Records from a dataset
○ ○ ○ ○ ○ ○ ○

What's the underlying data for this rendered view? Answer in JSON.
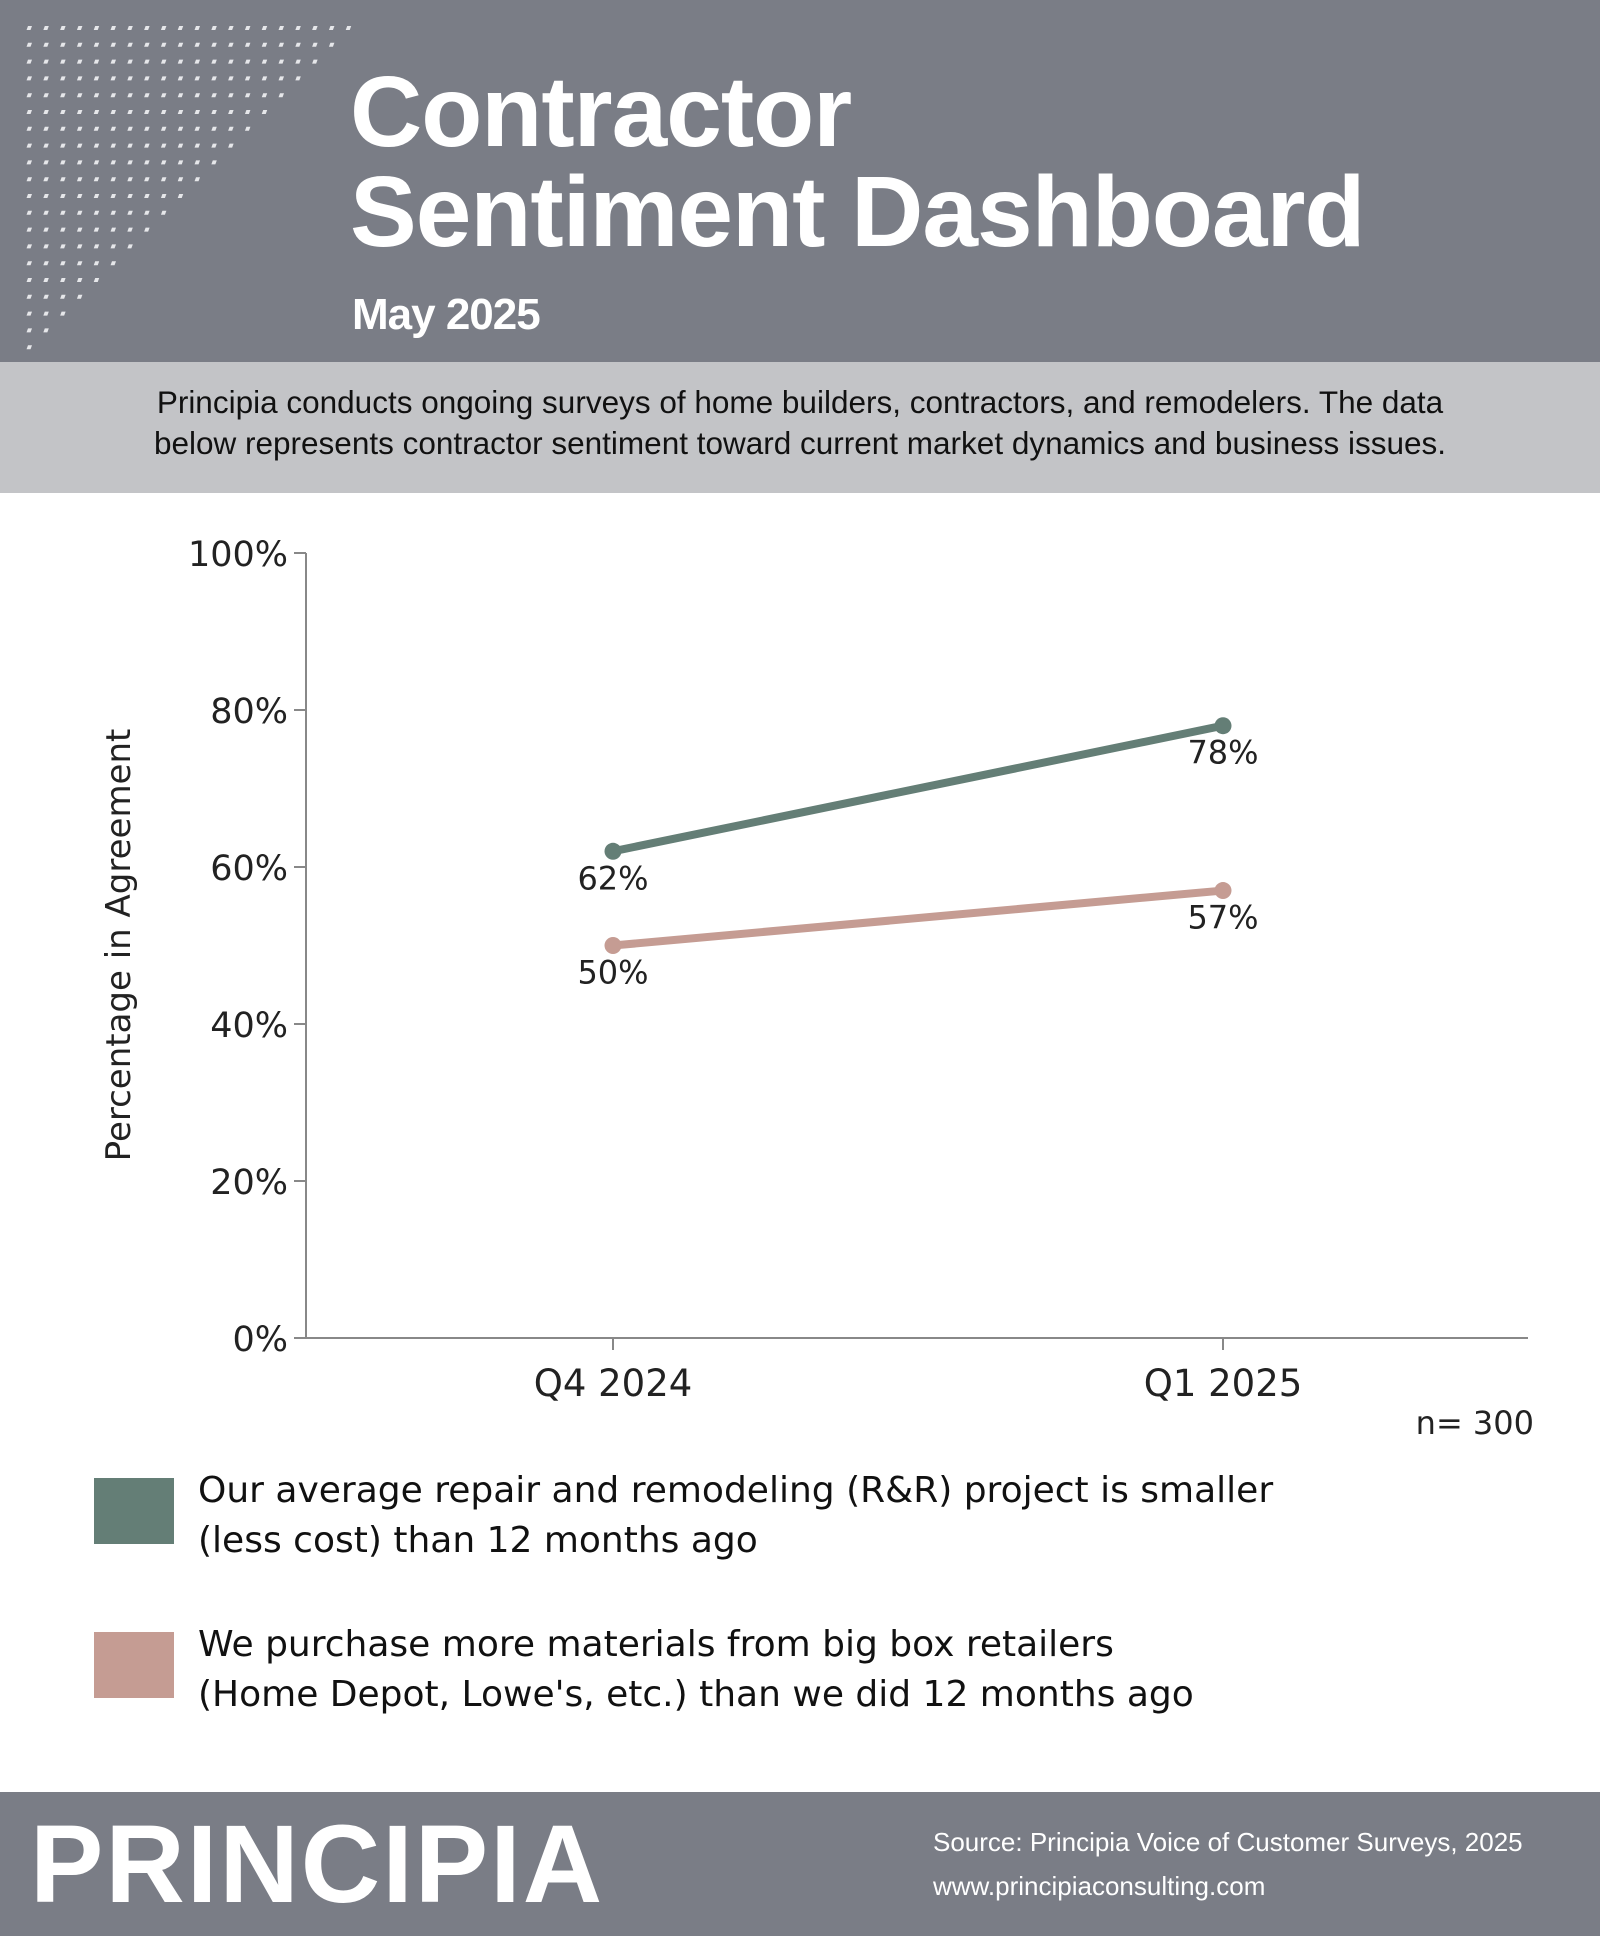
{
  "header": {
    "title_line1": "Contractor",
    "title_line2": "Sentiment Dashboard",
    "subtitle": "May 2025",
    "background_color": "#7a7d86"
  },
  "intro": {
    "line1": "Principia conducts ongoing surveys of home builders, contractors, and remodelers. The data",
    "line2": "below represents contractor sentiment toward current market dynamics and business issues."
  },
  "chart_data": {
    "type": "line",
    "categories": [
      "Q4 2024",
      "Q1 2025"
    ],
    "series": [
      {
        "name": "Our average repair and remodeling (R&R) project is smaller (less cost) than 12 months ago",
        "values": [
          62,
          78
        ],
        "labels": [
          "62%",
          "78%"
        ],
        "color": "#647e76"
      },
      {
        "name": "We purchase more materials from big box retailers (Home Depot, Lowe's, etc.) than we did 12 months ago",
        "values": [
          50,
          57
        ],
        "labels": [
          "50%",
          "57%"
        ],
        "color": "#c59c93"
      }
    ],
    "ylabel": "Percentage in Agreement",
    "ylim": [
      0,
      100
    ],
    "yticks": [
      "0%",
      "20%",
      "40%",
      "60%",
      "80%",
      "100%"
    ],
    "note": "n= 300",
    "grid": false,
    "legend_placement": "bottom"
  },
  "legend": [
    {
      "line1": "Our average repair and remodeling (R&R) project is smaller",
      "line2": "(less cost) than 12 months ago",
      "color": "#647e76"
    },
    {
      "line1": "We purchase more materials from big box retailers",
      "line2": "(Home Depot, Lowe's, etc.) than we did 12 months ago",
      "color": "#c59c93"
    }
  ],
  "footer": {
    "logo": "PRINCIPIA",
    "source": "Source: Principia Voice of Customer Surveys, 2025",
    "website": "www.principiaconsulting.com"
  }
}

○ ○ ○ ○ ○ ○ ○

__Short task__.
Without the pictures, retype the whole of the material above exactly.

__Solution for this problem__.
What's the underlying data for this rendered view? Answer in JSON.
{
  "header": {
    "title_line1": "Contractor",
    "title_line2": "Sentiment Dashboard",
    "subtitle": "May 2025",
    "background_color": "#7a7d86"
  },
  "intro": {
    "line1": "Principia conducts ongoing surveys of home builders, contractors, and remodelers. The data",
    "line2": "below represents contractor sentiment toward current market dynamics and business issues."
  },
  "chart_data": {
    "type": "line",
    "categories": [
      "Q4 2024",
      "Q1 2025"
    ],
    "series": [
      {
        "name": "Our average repair and remodeling (R&R) project is smaller (less cost) than 12 months ago",
        "values": [
          62,
          78
        ],
        "labels": [
          "62%",
          "78%"
        ],
        "color": "#647e76"
      },
      {
        "name": "We purchase more materials from big box retailers (Home Depot, Lowe's, etc.) than we did 12 months ago",
        "values": [
          50,
          57
        ],
        "labels": [
          "50%",
          "57%"
        ],
        "color": "#c59c93"
      }
    ],
    "ylabel": "Percentage in Agreement",
    "ylim": [
      0,
      100
    ],
    "yticks": [
      "0%",
      "20%",
      "40%",
      "60%",
      "80%",
      "100%"
    ],
    "note": "n= 300",
    "grid": false,
    "legend_placement": "bottom"
  },
  "legend": [
    {
      "line1": "Our average repair and remodeling (R&R) project is smaller",
      "line2": "(less cost) than 12 months ago",
      "color": "#647e76"
    },
    {
      "line1": "We purchase more materials from big box retailers",
      "line2": "(Home Depot, Lowe's, etc.) than we did 12 months ago",
      "color": "#c59c93"
    }
  ],
  "footer": {
    "logo": "PRINCIPIA",
    "source": "Source: Principia Voice of Customer Surveys, 2025",
    "website": "www.principiaconsulting.com"
  }
}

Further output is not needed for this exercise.